## SOURCE RECORDS:
-*-

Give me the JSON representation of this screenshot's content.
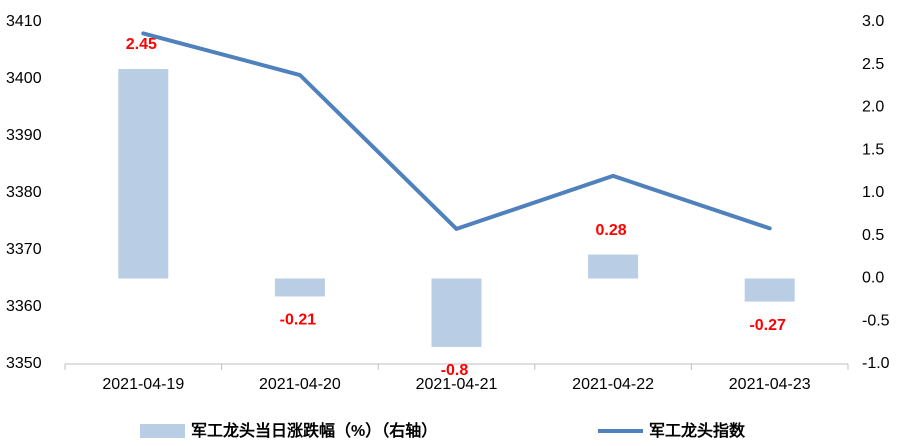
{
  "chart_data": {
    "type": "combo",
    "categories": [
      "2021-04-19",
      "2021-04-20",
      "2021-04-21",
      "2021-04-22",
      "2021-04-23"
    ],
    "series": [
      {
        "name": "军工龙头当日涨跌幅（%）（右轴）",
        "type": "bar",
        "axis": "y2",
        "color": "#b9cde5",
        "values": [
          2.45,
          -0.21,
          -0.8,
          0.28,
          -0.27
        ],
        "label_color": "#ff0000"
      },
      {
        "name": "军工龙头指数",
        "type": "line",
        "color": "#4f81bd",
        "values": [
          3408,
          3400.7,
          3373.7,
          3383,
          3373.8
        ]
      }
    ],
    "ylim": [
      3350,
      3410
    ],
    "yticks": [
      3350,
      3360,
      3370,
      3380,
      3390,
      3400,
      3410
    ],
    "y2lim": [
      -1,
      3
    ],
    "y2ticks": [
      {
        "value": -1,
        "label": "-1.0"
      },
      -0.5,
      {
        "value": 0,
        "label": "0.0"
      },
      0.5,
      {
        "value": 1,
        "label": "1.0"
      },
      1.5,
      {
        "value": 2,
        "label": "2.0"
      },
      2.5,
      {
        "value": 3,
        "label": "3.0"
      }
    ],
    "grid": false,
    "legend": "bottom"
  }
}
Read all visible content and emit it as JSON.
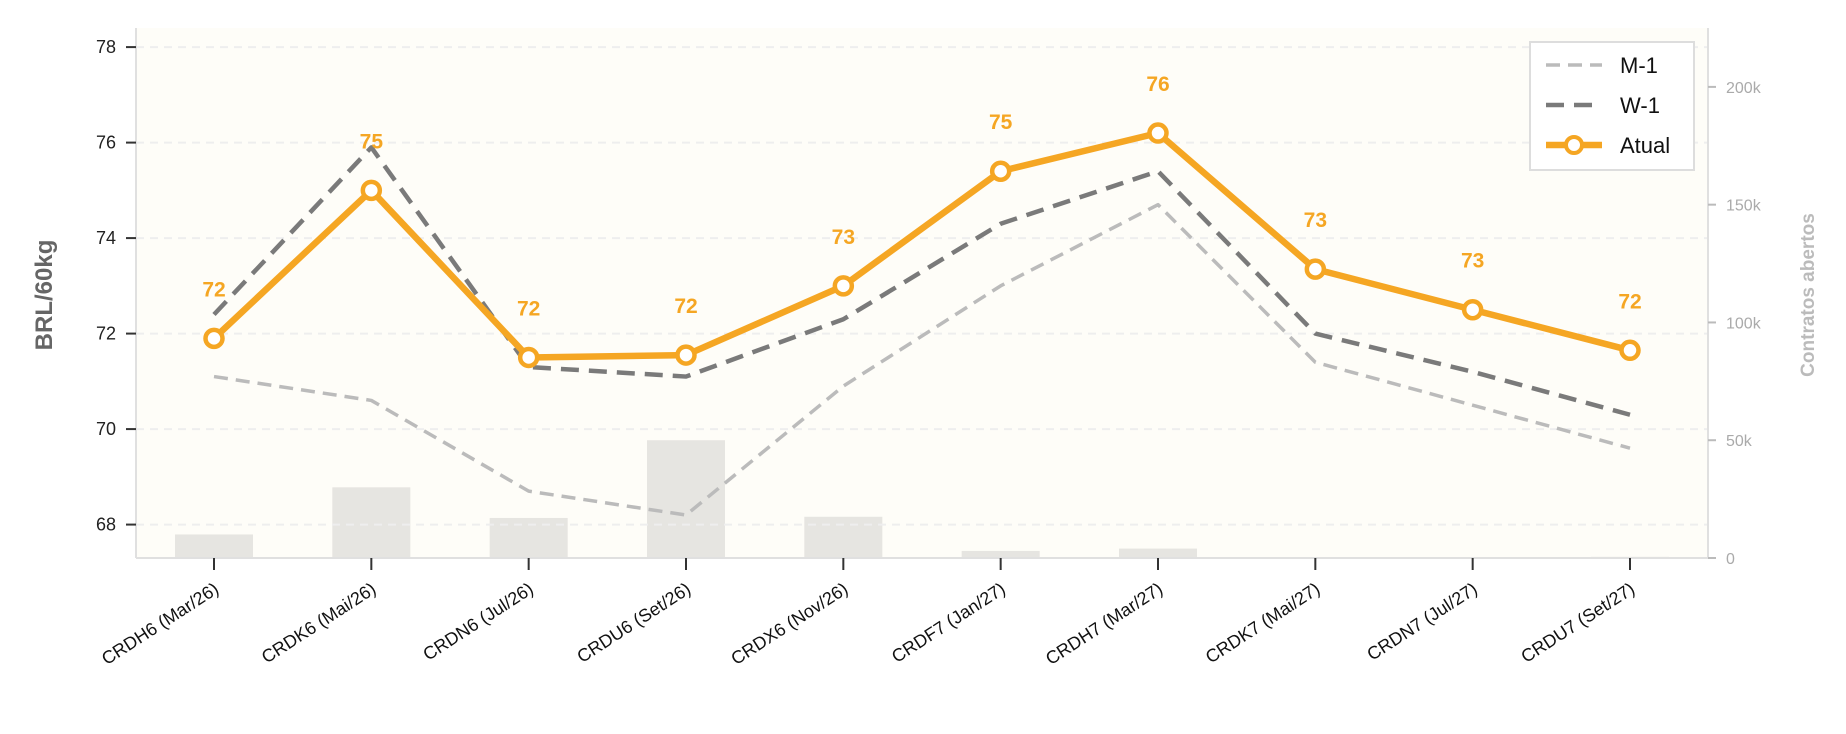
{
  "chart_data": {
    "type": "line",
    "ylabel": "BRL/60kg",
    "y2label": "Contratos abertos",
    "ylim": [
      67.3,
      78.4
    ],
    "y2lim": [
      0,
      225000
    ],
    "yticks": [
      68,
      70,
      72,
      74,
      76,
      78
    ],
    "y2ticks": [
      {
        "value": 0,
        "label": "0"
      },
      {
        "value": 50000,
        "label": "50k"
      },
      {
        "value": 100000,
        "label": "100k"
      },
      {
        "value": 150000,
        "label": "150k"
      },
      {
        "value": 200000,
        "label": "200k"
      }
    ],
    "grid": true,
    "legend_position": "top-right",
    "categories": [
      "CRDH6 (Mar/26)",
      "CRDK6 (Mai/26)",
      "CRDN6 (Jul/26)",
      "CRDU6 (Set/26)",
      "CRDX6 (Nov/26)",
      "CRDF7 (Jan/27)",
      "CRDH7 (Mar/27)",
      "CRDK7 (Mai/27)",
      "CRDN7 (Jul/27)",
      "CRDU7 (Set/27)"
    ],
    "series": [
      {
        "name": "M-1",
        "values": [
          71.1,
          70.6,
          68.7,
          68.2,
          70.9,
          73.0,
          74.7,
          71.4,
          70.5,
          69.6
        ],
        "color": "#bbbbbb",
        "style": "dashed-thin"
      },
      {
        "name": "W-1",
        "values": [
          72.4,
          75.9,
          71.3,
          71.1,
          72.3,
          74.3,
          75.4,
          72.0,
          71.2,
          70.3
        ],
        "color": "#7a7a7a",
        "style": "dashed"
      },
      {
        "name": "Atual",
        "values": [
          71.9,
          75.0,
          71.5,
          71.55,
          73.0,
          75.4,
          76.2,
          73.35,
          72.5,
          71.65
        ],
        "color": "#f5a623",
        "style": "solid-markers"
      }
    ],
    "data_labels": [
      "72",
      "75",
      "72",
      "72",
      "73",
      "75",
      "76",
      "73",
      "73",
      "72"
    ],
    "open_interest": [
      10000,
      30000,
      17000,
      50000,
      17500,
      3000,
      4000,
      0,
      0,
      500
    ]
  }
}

-*-

## INSTRUCTIONS TO FOLLOW:
Write out every line of the listing that holds the word "style".

## RESULT OF THE EXERCISE:
        "style": "dashed-thin"
        "style": "dashed"
        "style": "solid-markers"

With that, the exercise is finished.